A Love letter to Jane Austen

CE-avatar Hi all, Cara/Andrea here,

As spring fever begins to waft through the air, bringing with it beguiling hints that the long, cold winter is finally waving goodbye, I decided it was high time to take off my fuzzy synchilla sweatpants and venture outside of my cozy little writing room. I love sitting for hours on end at my computer, tapping out my stories with my patented two-fingered hunt-and-peck technique. But I also love research forays, which I find are like a breath of fresh air to the creative process.

Whether it’s a museum exhibit, a history lecture, a library talk—I always find something new and exciting to get my heart thumping. Imagination is a wondrous thing, and it’s fascinating to see how each of us has a unique perspective on the world around us.  

JA-letter My foray this week was to the Morgan Library in New York, where they were featuring an exhibit entitled: “A Woman’s Wit: Jane Austen’s Life and Legacy. A small but fabulous show, it consisted mainly of her personal letters to family and friends, along with related prints from the era and early editions of her books. (The Morgan owns the largest collection of Austen’s correspondence, and much of it not been shown for over twenty five years.)

It was an incredible experience to see her actual handwriting, and read her astute observations and pithy comments! She becomes so very real as a person, and at times I was almost laughing aloud at her tart humor and acerbic wit. Not that it was any surprise, but it highlighted how much of her own personality is in her books. Here’s one of my favorite examples: in writing about a new acquaintance, Jane comments, “I do not perceive any Wit or Genius in her . . . She seems to like people rather too easily.”

[Page segmentation data]
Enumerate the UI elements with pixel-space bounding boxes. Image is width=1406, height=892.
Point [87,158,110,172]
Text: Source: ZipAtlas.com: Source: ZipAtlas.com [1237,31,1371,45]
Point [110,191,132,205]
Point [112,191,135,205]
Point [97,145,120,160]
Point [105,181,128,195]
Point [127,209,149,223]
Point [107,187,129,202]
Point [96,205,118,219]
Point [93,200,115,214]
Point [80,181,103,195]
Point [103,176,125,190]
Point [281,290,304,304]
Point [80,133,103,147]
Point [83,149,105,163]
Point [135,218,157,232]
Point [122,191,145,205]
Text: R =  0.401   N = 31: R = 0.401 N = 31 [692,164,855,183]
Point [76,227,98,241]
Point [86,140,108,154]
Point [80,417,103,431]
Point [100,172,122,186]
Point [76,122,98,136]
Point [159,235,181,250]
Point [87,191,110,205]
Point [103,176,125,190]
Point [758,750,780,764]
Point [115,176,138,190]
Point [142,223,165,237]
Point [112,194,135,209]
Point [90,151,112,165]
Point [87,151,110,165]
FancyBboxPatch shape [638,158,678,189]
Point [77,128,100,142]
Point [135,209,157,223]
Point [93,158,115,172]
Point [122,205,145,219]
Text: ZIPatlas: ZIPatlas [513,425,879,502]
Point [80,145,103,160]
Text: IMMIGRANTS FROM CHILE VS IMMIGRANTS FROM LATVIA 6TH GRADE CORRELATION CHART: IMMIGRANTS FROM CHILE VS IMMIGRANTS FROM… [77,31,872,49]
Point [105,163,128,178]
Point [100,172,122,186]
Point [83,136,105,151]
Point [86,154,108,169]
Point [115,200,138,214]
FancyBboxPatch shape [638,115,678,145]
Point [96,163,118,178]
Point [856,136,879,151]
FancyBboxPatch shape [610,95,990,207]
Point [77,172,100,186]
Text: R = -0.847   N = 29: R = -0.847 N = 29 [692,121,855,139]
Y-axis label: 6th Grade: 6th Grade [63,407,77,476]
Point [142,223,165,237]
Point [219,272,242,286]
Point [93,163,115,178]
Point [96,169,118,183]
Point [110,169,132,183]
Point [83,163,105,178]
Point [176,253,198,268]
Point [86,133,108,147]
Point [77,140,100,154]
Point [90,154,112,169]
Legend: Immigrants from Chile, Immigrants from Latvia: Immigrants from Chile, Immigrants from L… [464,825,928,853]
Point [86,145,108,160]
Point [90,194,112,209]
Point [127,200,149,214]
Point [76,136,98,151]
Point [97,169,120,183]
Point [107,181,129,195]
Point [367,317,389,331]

Work to complete ▸
1. Answer these questions about the Jane Austen post:
(a) What typing technique does the writer say she uses?
(b) In which city is the Morgan Library located?
(c) Besides Austen's personal letters, what else did the exhibit include?
2. Can you carry on the Jane Austen post from its final sentence?

Answer list ▸
1.
(a) Her patented two-fingered hunt-and-peck technique.
(b) New York.
(c) Related prints from the era and early editions of her books.

2.
JA-snippet Her brother Henry notes that Jane loved party-going and was very fond of dancing. (It is noted in the exhibition that most of her heroines and heroes were excellent dancers—Jane and Elizabeth Bennett included.) Indeed, one of Jane’s letters says, “I believe I drank too much wine last night at Hurstbourne.” Not that I think she would give Paris Hilton a run for her money, but apparently Jane liked to cut loose on occasion!

Just to give you all a bit more of the flavor, I’m going to share some more actual quotes, as listed in the Morgan’s exhibit notes:

JAPortrait Austen's niece Caroline recollected: "As to my aunt's personal appearance, hers was the first face I can remember thinking pretty. Her face was rather round than long, she had a bright, but not a pink colour—a clear brown complexion, and very good hazel eyes. Her hair, a darkish brown, curled naturally, it was in short curls around her face. She always wore a cap." (Note, this painting on the right is an idealized portrait of Jane, taken from the unfinished sketch done by her sister Cassandra.)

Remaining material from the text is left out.